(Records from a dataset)
[START]

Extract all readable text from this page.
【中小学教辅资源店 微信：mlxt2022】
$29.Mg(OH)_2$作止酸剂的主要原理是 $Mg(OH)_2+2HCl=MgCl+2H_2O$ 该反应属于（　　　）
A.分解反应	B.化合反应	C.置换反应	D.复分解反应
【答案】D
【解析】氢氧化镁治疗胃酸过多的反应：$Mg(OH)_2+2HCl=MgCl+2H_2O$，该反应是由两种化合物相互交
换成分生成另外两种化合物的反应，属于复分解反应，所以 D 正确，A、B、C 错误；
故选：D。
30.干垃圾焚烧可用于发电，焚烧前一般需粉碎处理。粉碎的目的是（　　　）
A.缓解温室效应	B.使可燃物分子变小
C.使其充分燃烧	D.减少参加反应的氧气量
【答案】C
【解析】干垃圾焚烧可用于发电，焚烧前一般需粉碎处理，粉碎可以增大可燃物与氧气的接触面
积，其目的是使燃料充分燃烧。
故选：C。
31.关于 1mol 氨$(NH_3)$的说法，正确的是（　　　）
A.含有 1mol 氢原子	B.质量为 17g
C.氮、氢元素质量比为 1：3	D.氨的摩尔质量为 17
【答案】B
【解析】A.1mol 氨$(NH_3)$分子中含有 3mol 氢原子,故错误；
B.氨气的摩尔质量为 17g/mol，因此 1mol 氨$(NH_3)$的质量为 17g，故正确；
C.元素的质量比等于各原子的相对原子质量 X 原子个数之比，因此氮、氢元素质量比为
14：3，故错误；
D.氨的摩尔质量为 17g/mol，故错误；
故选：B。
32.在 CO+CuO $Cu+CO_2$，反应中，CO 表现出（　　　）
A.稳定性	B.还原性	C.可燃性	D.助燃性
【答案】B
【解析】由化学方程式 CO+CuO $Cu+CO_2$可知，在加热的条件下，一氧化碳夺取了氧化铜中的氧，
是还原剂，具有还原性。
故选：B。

[END]

= Given problem =
How many lines in the records above contain the word "氢元素质量比为"? Give only the number.

= Solution below =
2